Lebkuchen or Pfefferkuchen is a traditional German baked Christmas treat, somewhat resembling gingerbread. The ingredients usually include honey, spices such as aniseed, coriander, cloves, ginger, cardamom, and allspice, and nuts; including almonds, hazelnuts, and walnuts, or candied fruit.

I grew up eating lebkuchen during the holidays; and enjoyed my fair share of the hard variety that is shaped into a heart, and has a lovely message written on it, in big white frosting during my time at German fairs and festivals.

I talk quite a bit about how I consider food to be a means of communication between loved ones, and can act as time traveling portal to memories of your past and a means of remembering those you’ve lost. This is that type of food. These yummy cookies remind me of my family when I’m away. I am actually very far removed from my family; my mother lives outside of Ottawa (5 hour-drive) with my sister, my other sister lives in Calgary (5 hour flight), my father and his family live in Quebec (7 hour-drive), and my grand parents on my mom’s side along with aunts, uncles and cousins, live in Germany (across the world). So I do a lot of remembering with food.

German Lebkuchen recipe

Lebkuchen is a treat that in some weird way reminds me of them all. It specifically reminds me of the only Christmas in Germany I can remember, where we spent it with my Omi and Opa, opening gifts on Christmas Eve, pigtails and my hair, and singing songs every chance I got, while my wild cousin ran around as though he has waaaay to much candy. My Omi always had treats for us- this was one of them.

My mom puts small reminders of Germany in our stockings every year. Yes, I still get a stocking from my mom- and I love it- and I am okay with that. It always has a German chocolate Santa, Lebkuchen, some marzipan (don’t even get me started on the awesome memories with that one), and socks.

It’s actually my favourite part of Christmas, well, aside from seeing my family obviously. I know when I sit down with a cup of tea, and enjoy one of those items; I will be taken back to my library of incredible childhood memories. And isn’t that, what Christmas really is about? Being with Family and remembering? That how I identify with the Holiday. I hope you all get to spend your Holiday with loved ones! xo

5.0 from 1 reviews
German Lebkuchen Recipe
Learn how to make vegan German Lebkuchen, a traditional German baked Christmas treat, somewhat resembling gingerbread. These cookies are a delicious combination of winter spices. orange and chocolate. Mmmm
Recipe type: Dessert
Cuisine: German
  1. In a stand mixer, mix together 1 cup sugar, vanilla extract, and egg replacer in a bowl until thickened.

--------------------------------------------------

Print the part of the lebkuchen passage above word for word, starting with "Lebkuchen or Pfefferkuchen" and going on through "fairs and festivals.".

--------------------------------------------------

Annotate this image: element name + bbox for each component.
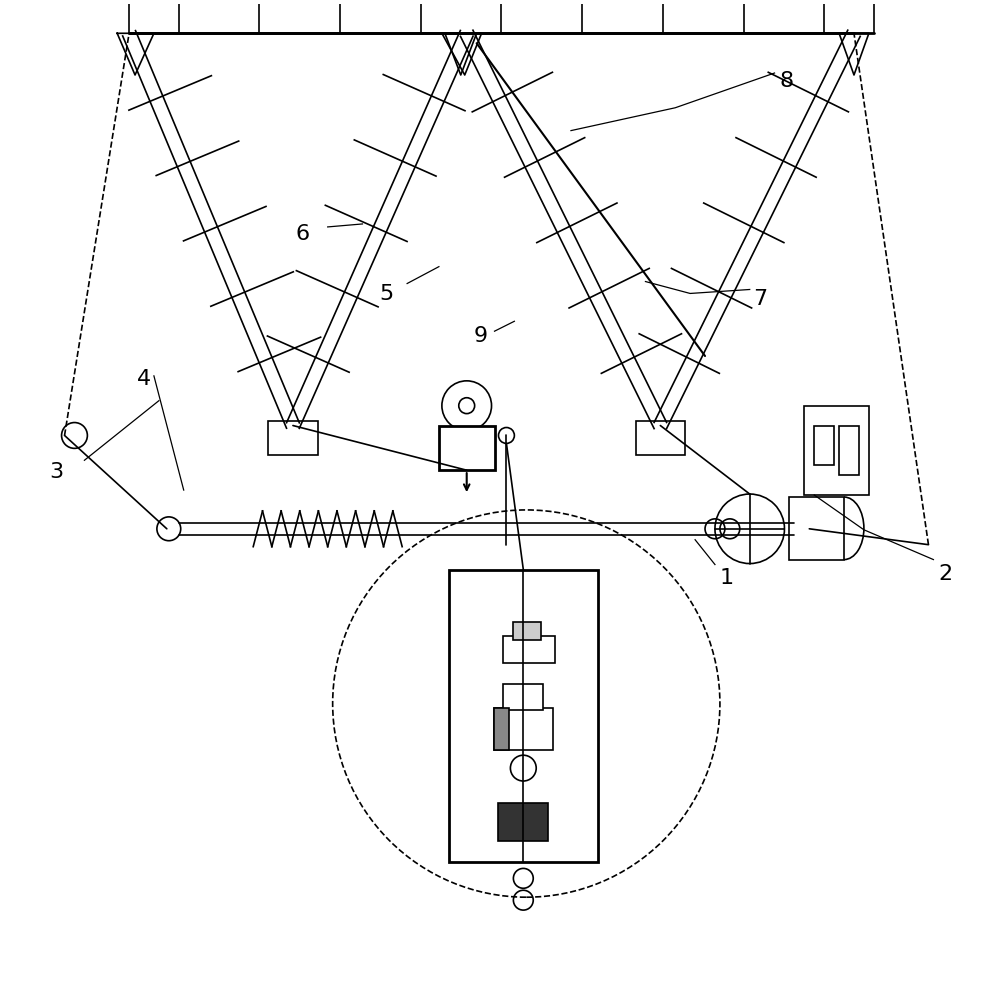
Text: 4: 4	[137, 369, 151, 389]
Bar	[839, 426, 859, 475]
Bar	[494, 708, 509, 750]
Text: 2: 2	[938, 564, 952, 584]
Text: 3: 3	[50, 462, 64, 482]
Text: 9: 9	[474, 326, 488, 346]
Bar	[814, 426, 834, 465]
Bar	[503, 684, 543, 710]
Bar	[512, 622, 540, 640]
Text: 6: 6	[296, 224, 310, 244]
Bar	[498, 803, 548, 841]
Text: 8: 8	[780, 71, 793, 91]
Text: 7: 7	[753, 289, 767, 309]
Bar	[636, 421, 685, 455]
Text: 5: 5	[379, 284, 393, 304]
Bar	[494, 708, 553, 750]
Bar	[449, 570, 598, 862]
Bar	[268, 421, 318, 455]
Text: 1: 1	[720, 568, 734, 588]
Bar	[439, 426, 495, 470]
Bar	[804, 406, 869, 495]
Bar	[502, 636, 554, 663]
Bar	[789, 497, 844, 560]
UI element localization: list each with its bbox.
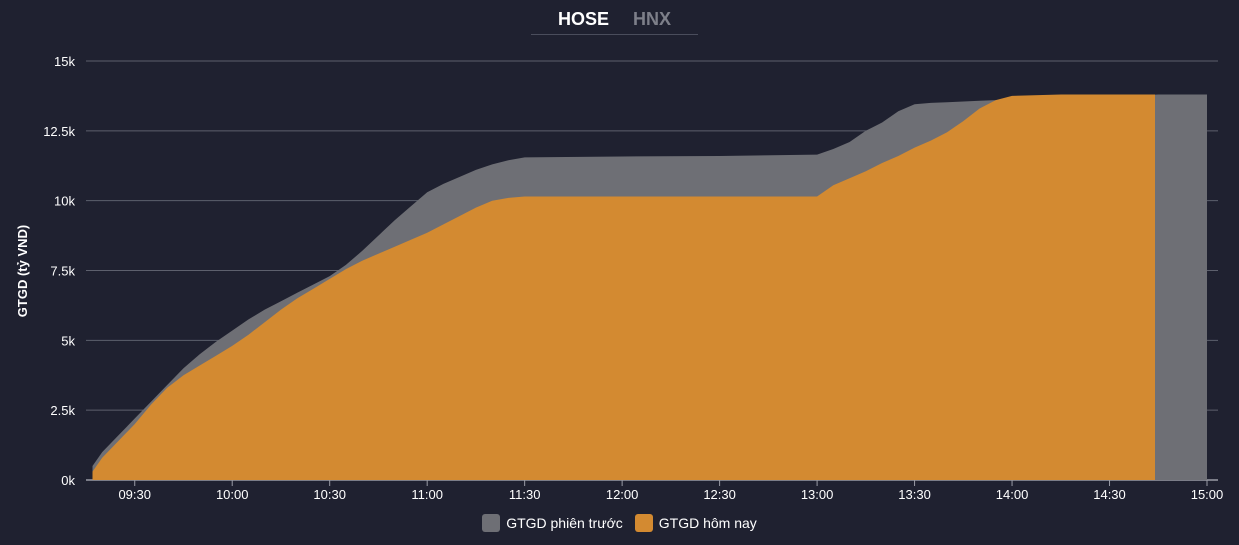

--------------------------------------------------

■ **Response to the task**:
Lebkuchen or Pfefferkuchen is a traditional German baked Christmas treat, somewhat resembling gingerbread. The ingredients usually include honey, spices such as aniseed, coriander, cloves, ginger, cardamom, and allspice, and nuts; including almonds, hazelnuts, and walnuts, or candied fruit.

I grew up eating lebkuchen during the holidays; and enjoyed my fair share of the hard variety that is shaped into a heart, and has a lovely message written on it, in big white frosting during my time at German fairs and festivals.